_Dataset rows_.

——

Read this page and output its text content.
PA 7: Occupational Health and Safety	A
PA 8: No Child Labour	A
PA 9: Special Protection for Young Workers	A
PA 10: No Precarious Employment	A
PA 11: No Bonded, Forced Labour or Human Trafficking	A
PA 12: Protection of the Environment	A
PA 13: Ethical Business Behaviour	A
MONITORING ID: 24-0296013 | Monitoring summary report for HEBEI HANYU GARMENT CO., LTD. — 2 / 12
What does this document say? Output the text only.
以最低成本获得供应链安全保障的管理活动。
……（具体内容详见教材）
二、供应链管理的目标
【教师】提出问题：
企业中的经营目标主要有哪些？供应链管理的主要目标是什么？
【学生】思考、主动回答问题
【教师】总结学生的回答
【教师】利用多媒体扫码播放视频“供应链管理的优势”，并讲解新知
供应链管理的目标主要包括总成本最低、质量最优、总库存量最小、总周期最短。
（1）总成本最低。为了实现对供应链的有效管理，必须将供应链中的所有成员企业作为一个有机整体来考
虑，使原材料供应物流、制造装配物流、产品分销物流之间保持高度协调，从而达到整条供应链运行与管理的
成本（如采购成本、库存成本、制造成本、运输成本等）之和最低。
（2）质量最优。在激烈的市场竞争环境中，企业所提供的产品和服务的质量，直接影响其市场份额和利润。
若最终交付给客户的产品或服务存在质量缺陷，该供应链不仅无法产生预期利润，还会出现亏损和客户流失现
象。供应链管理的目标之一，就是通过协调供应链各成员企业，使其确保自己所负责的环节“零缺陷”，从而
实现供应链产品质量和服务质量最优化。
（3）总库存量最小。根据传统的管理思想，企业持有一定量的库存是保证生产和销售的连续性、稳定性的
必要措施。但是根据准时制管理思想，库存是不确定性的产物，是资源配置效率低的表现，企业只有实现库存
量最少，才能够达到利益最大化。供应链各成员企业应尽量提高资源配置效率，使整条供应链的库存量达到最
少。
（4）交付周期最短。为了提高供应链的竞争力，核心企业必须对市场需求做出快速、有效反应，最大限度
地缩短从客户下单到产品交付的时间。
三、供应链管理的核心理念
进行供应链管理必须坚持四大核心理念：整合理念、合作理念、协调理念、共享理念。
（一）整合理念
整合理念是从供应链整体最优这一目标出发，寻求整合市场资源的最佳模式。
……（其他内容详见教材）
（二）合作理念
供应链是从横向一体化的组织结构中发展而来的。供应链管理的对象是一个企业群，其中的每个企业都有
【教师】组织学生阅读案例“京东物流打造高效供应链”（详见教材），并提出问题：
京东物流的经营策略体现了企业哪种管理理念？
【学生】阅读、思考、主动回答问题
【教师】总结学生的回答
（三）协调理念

——

_REQUEST_.
Reproduce the complete set of lines precisely as supplied.

_EXERCISE RESULT_.
Read this page and output its text content.
PA 7: Occupational Health and Safety	A
PA 8: No Child Labour	A
PA 9: Special Protection for Young Workers	A
PA 10: No Precarious Employment	A
PA 11: No Bonded, Forced Labour or Human Trafficking	A
PA 12: Protection of the Environment	A
PA 13: Ethical Business Behaviour	A
MONITORING ID: 24-0296013 | Monitoring summary report for HEBEI HANYU GARMENT CO., LTD. — 2 / 12
What does this document say? Output the text only.
以最低成本获得供应链安全保障的管理活动。
……（具体内容详见教材）
二、供应链管理的目标
【教师】提出问题：
企业中的经营目标主要有哪些？供应链管理的主要目标是什么？
【学生】思考、主动回答问题
【教师】总结学生的回答
【教师】利用多媒体扫码播放视频“供应链管理的优势”，并讲解新知
供应链管理的目标主要包括总成本最低、质量最优、总库存量最小、总周期最短。
（1）总成本最低。为了实现对供应链的有效管理，必须将供应链中的所有成员企业作为一个有机整体来考
虑，使原材料供应物流、制造装配物流、产品分销物流之间保持高度协调，从而达到整条供应链运行与管理的
成本（如采购成本、库存成本、制造成本、运输成本等）之和最低。
（2）质量最优。在激烈的市场竞争环境中，企业所提供的产品和服务的质量，直接影响其市场份额和利润。
若最终交付给客户的产品或服务存在质量缺陷，该供应链不仅无法产生预期利润，还会出现亏损和客户流失现
象。供应链管理的目标之一，就是通过协调供应链各成员企业，使其确保自己所负责的环节“零缺陷”，从而
实现供应链产品质量和服务质量最优化。
（3）总库存量最小。根据传统的管理思想，企业持有一定量的库存是保证生产和销售的连续性、稳定性的
必要措施。但是根据准时制管理思想，库存是不确定性的产物，是资源配置效率低的表现，企业只有实现库存
量最少，才能够达到利益最大化。供应链各成员企业应尽量提高资源配置效率，使整条供应链的库存量达到最
少。
（4）交付周期最短。为了提高供应链的竞争力，核心企业必须对市场需求做出快速、有效反应，最大限度
地缩短从客户下单到产品交付的时间。
三、供应链管理的核心理念
进行供应链管理必须坚持四大核心理念：整合理念、合作理念、协调理念、共享理念。
（一）整合理念
整合理念是从供应链整体最优这一目标出发，寻求整合市场资源的最佳模式。
……（其他内容详见教材）
（二）合作理念
供应链是从横向一体化的组织结构中发展而来的。供应链管理的对象是一个企业群，其中的每个企业都有
【教师】组织学生阅读案例“京东物流打造高效供应链”（详见教材），并提出问题：
京东物流的经营策略体现了企业哪种管理理念？
【学生】阅读、思考、主动回答问题
【教师】总结学生的回答
（三）协调理念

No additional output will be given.